# PROVIDED DATA
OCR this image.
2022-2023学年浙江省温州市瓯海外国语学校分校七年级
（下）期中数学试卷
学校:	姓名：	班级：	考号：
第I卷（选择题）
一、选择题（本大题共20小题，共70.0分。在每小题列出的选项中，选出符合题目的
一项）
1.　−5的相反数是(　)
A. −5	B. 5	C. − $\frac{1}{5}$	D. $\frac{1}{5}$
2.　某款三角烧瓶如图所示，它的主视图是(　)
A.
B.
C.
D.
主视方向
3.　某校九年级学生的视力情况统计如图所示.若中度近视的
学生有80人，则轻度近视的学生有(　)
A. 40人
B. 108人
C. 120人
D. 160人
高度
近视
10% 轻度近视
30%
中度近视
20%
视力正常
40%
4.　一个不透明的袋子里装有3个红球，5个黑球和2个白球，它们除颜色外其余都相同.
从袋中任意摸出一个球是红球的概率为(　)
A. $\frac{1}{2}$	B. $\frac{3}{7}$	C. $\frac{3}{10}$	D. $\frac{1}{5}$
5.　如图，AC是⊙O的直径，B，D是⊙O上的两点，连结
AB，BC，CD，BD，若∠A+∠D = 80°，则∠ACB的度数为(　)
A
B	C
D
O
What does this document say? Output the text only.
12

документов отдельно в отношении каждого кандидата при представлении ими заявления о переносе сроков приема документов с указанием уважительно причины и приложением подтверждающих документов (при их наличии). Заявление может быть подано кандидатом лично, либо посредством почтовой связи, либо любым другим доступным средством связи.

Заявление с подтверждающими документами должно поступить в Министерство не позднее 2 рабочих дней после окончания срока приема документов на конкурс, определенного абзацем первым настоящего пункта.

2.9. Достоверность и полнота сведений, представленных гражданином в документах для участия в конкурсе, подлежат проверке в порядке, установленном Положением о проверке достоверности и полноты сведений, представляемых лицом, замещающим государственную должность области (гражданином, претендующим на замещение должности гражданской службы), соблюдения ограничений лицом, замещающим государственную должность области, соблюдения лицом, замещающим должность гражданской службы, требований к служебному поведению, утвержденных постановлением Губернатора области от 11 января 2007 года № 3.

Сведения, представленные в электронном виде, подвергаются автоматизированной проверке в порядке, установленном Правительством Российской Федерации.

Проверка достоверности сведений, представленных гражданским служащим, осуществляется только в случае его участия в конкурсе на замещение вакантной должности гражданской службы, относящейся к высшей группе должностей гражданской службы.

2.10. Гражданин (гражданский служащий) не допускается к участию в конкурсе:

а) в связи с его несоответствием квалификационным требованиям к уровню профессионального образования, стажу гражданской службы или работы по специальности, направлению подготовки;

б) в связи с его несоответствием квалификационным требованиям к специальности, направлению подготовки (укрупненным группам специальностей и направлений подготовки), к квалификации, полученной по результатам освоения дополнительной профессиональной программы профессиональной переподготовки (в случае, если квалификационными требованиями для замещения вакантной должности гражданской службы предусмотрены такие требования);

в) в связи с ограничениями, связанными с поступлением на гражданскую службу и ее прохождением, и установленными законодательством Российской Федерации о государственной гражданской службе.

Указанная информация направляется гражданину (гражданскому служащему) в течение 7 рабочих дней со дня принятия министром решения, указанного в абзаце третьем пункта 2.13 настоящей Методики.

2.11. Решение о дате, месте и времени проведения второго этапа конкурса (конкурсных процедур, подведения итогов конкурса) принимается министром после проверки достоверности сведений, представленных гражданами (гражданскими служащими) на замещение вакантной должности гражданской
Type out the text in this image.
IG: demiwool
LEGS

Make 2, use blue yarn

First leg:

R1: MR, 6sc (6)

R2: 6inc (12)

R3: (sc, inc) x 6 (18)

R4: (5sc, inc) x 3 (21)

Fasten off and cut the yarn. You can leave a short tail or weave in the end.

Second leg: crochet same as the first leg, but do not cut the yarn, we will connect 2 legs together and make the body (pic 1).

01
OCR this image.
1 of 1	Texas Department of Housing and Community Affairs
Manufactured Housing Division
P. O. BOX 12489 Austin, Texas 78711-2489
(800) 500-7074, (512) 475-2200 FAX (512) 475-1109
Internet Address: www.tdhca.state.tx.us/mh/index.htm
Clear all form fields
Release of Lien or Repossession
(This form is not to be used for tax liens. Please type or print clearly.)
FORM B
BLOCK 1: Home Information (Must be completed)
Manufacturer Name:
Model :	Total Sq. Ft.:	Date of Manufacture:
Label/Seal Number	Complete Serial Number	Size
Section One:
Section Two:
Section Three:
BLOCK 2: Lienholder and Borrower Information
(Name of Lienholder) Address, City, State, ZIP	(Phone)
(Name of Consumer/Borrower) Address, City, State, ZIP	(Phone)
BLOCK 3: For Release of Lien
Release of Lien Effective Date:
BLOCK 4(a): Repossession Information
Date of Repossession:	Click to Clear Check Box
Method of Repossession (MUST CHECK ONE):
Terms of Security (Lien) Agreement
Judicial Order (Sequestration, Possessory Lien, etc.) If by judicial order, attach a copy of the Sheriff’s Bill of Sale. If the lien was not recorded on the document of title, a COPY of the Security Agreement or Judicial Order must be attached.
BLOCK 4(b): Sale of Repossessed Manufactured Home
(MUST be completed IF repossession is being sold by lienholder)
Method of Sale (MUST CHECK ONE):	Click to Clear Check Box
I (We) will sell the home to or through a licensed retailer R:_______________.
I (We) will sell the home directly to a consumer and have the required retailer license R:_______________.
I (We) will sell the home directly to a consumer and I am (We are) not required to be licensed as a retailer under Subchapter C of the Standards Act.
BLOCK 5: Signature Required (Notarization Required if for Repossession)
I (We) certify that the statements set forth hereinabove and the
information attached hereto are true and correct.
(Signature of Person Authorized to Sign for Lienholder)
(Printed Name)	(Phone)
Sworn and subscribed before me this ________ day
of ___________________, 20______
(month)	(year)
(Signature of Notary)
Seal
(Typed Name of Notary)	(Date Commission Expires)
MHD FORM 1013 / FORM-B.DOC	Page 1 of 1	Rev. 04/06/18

# EXERCISE
Return all of the data word for word.

# WORKED SOLUTION
OCR this image.
2022-2023学年浙江省温州市瓯海外国语学校分校七年级
（下）期中数学试卷
学校:	姓名：	班级：	考号：
第I卷（选择题）
一、选择题（本大题共20小题，共70.0分。在每小题列出的选项中，选出符合题目的
一项）
1.　−5的相反数是(　)
A. −5	B. 5	C. − $\frac{1}{5}$	D. $\frac{1}{5}$
2.　某款三角烧瓶如图所示，它的主视图是(　)
A.
B.
C.
D.
主视方向
3.　某校九年级学生的视力情况统计如图所示.若中度近视的
学生有80人，则轻度近视的学生有(　)
A. 40人
B. 108人
C. 120人
D. 160人
高度
近视
10% 轻度近视
30%
中度近视
20%
视力正常
40%
4.　一个不透明的袋子里装有3个红球，5个黑球和2个白球，它们除颜色外其余都相同.
从袋中任意摸出一个球是红球的概率为(　)
A. $\frac{1}{2}$	B. $\frac{3}{7}$	C. $\frac{3}{10}$	D. $\frac{1}{5}$
5.　如图，AC是⊙O的直径，B，D是⊙O上的两点，连结
AB，BC，CD，BD，若∠A+∠D = 80°，则∠ACB的度数为(　)
A
B	C
D
O
What does this document say? Output the text only.
12

документов отдельно в отношении каждого кандидата при представлении ими заявления о переносе сроков приема документов с указанием уважительно причины и приложением подтверждающих документов (при их наличии). Заявление может быть подано кандидатом лично, либо посредством почтовой связи, либо любым другим доступным средством связи.

Заявление с подтверждающими документами должно поступить в Министерство не позднее 2 рабочих дней после окончания срока приема документов на конкурс, определенного абзацем первым настоящего пункта.

2.9. Достоверность и полнота сведений, представленных гражданином в документах для участия в конкурсе, подлежат проверке в порядке, установленном Положением о проверке достоверности и полноты сведений, представляемых лицом, замещающим государственную должность области (гражданином, претендующим на замещение должности гражданской службы), соблюдения ограничений лицом, замещающим государственную должность области, соблюдения лицом, замещающим должность гражданской службы, требований к служебному поведению, утвержденных постановлением Губернатора области от 11 января 2007 года № 3.

Сведения, представленные в электронном виде, подвергаются автоматизированной проверке в порядке, установленном Правительством Российской Федерации.

Проверка достоверности сведений, представленных гражданским служащим, осуществляется только в случае его участия в конкурсе на замещение вакантной должности гражданской службы, относящейся к высшей группе должностей гражданской службы.

2.10. Гражданин (гражданский служащий) не допускается к участию в конкурсе:

а) в связи с его несоответствием квалификационным требованиям к уровню профессионального образования, стажу гражданской службы или работы по специальности, направлению подготовки;

б) в связи с его несоответствием квалификационным требованиям к специальности, направлению подготовки (укрупненным группам специальностей и направлений подготовки), к квалификации, полученной по результатам освоения дополнительной профессиональной программы профессиональной переподготовки (в случае, если квалификационными требованиями для замещения вакантной должности гражданской службы предусмотрены такие требования);

в) в связи с ограничениями, связанными с поступлением на гражданскую службу и ее прохождением, и установленными законодательством Российской Федерации о государственной гражданской службе.

Указанная информация направляется гражданину (гражданскому служащему) в течение 7 рабочих дней со дня принятия министром решения, указанного в абзаце третьем пункта 2.13 настоящей Методики.

2.11. Решение о дате, месте и времени проведения второго этапа конкурса (конкурсных процедур, подведения итогов конкурса) принимается министром после проверки достоверности сведений, представленных гражданами (гражданскими служащими) на замещение вакантной должности гражданской
Type out the text in this image.
IG: demiwool
LEGS

Make 2, use blue yarn

First leg:

R1: MR, 6sc (6)

R2: 6inc (12)

R3: (sc, inc) x 6 (18)

R4: (5sc, inc) x 3 (21)

Fasten off and cut the yarn. You can leave a short tail or weave in the end.

Second leg: crochet same as the first leg, but do not cut the yarn, we will connect 2 legs together and make the body (pic 1).

01
OCR this image.
1 of 1	Texas Department of Housing and Community Affairs
Manufactured Housing Division
P. O. BOX 12489 Austin, Texas 78711-2489
(800) 500-7074, (512) 475-2200 FAX (512) 475-1109
Internet Address: www.tdhca.state.tx.us/mh/index.htm
Clear all form fields
Release of Lien or Repossession
(This form is not to be used for tax liens. Please type or print clearly.)
FORM B
BLOCK 1: Home Information (Must be completed)
Manufacturer Name:
Model :	Total Sq. Ft.:	Date of Manufacture:
Label/Seal Number	Complete Serial Number	Size
Section One:
Section Two:
Section Three:
BLOCK 2: Lienholder and Borrower Information
(Name of Lienholder) Address, City, State, ZIP	(Phone)
(Name of Consumer/Borrower) Address, City, State, ZIP	(Phone)
BLOCK 3: For Release of Lien
Release of Lien Effective Date:
BLOCK 4(a): Repossession Information
Date of Repossession:	Click to Clear Check Box
Method of Repossession (MUST CHECK ONE):
Terms of Security (Lien) Agreement
Judicial Order (Sequestration, Possessory Lien, etc.) If by judicial order, attach a copy of the Sheriff’s Bill of Sale. If the lien was not recorded on the document of title, a COPY of the Security Agreement or Judicial Order must be attached.
BLOCK 4(b): Sale of Repossessed Manufactured Home
(MUST be completed IF repossession is being sold by lienholder)
Method of Sale (MUST CHECK ONE):	Click to Clear Check Box
I (We) will sell the home to or through a licensed retailer R:_______________.
I (We) will sell the home directly to a consumer and have the required retailer license R:_______________.
I (We) will sell the home directly to a consumer and I am (We are) not required to be licensed as a retailer under Subchapter C of the Standards Act.
BLOCK 5: Signature Required (Notarization Required if for Repossession)
I (We) certify that the statements set forth hereinabove and the
information attached hereto are true and correct.
(Signature of Person Authorized to Sign for Lienholder)
(Printed Name)	(Phone)
Sworn and subscribed before me this ________ day
of ___________________, 20______
(month)	(year)
(Signature of Notary)
Seal
(Typed Name of Notary)	(Date Commission Expires)
MHD FORM 1013 / FORM-B.DOC	Page 1 of 1	Rev. 04/06/18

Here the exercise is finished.